▶ **Work to be completed**
Leave out every picture, then transcribe the rest of the listing exactly.
-- Start of Supplied material --
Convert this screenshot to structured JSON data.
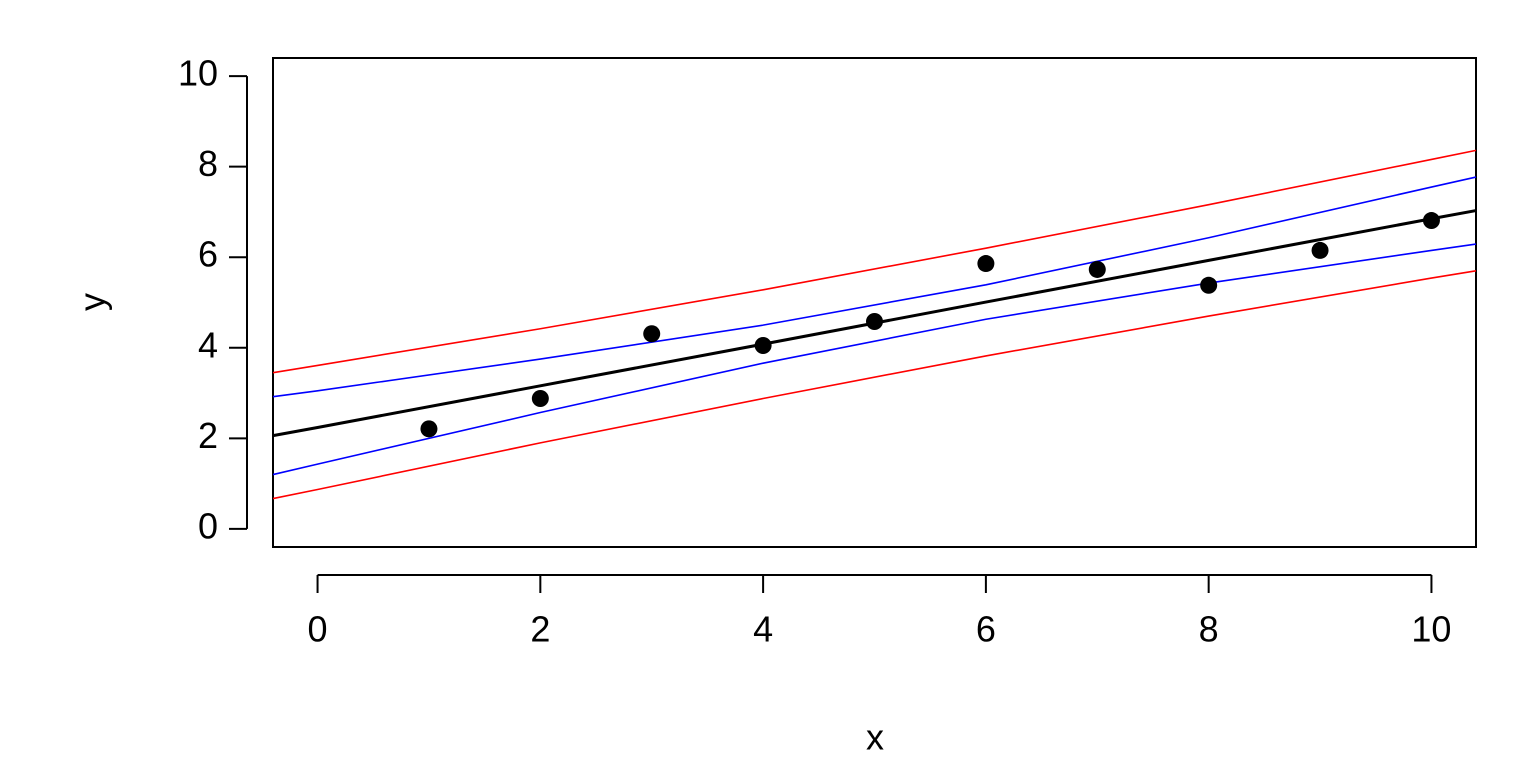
{
  "chart_data": {
    "type": "scatter",
    "x_label": "x",
    "y_label": "y",
    "xlim": [
      -0.4,
      10.4
    ],
    "ylim": [
      -0.4,
      10.4
    ],
    "xticks": [
      0,
      2,
      4,
      6,
      8,
      10
    ],
    "yticks": [
      0,
      2,
      4,
      6,
      8,
      10
    ],
    "points": {
      "color": "#000000",
      "x": [
        1,
        2,
        3,
        4,
        5,
        6,
        7,
        8,
        9,
        10
      ],
      "values": [
        2.21,
        2.88,
        4.31,
        4.05,
        4.58,
        5.86,
        5.73,
        5.38,
        6.15,
        6.81
      ]
    },
    "line_x": [
      -0.4,
      0,
      2,
      4,
      6,
      8,
      10,
      10.4
    ],
    "series": [
      {
        "color": "#ff0000",
        "values": [
          3.45,
          3.61,
          4.42,
          5.28,
          6.2,
          7.16,
          8.16,
          8.36
        ]
      },
      {
        "color": "#ff0000",
        "values": [
          0.67,
          0.87,
          1.9,
          2.88,
          3.82,
          4.7,
          5.54,
          5.7
        ]
      },
      {
        "color": "#0000ff",
        "values": [
          2.92,
          3.05,
          3.75,
          4.5,
          5.39,
          6.43,
          7.55,
          7.77
        ]
      },
      {
        "color": "#0000ff",
        "values": [
          1.2,
          1.43,
          2.57,
          3.66,
          4.63,
          5.43,
          6.15,
          6.29
        ]
      },
      {
        "color": "#000000",
        "width": 3,
        "values": [
          2.06,
          2.24,
          3.16,
          4.08,
          5.01,
          5.93,
          6.85,
          7.03
        ]
      }
    ]
  }
}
-- End of Supplied material --
▶ **Task response**
Convert this screenshot to structured JSON data.
{
  "chart_data": {
    "type": "scatter",
    "x_label": "x",
    "y_label": "y",
    "xlim": [
      -0.4,
      10.4
    ],
    "ylim": [
      -0.4,
      10.4
    ],
    "xticks": [
      0,
      2,
      4,
      6,
      8,
      10
    ],
    "yticks": [
      0,
      2,
      4,
      6,
      8,
      10
    ],
    "points": {
      "color": "#000000",
      "x": [
        1,
        2,
        3,
        4,
        5,
        6,
        7,
        8,
        9,
        10
      ],
      "values": [
        2.21,
        2.88,
        4.31,
        4.05,
        4.58,
        5.86,
        5.73,
        5.38,
        6.15,
        6.81
      ]
    },
    "line_x": [
      -0.4,
      0,
      2,
      4,
      6,
      8,
      10,
      10.4
    ],
    "series": [
      {
        "color": "#ff0000",
        "values": [
          3.45,
          3.61,
          4.42,
          5.28,
          6.2,
          7.16,
          8.16,
          8.36
        ]
      },
      {
        "color": "#ff0000",
        "values": [
          0.67,
          0.87,
          1.9,
          2.88,
          3.82,
          4.7,
          5.54,
          5.7
        ]
      },
      {
        "color": "#0000ff",
        "values": [
          2.92,
          3.05,
          3.75,
          4.5,
          5.39,
          6.43,
          7.55,
          7.77
        ]
      },
      {
        "color": "#0000ff",
        "values": [
          1.2,
          1.43,
          2.57,
          3.66,
          4.63,
          5.43,
          6.15,
          6.29
        ]
      },
      {
        "color": "#000000",
        "width": 3,
        "values": [
          2.06,
          2.24,
          3.16,
          4.08,
          5.01,
          5.93,
          6.85,
          7.03
        ]
      }
    ]
  }
}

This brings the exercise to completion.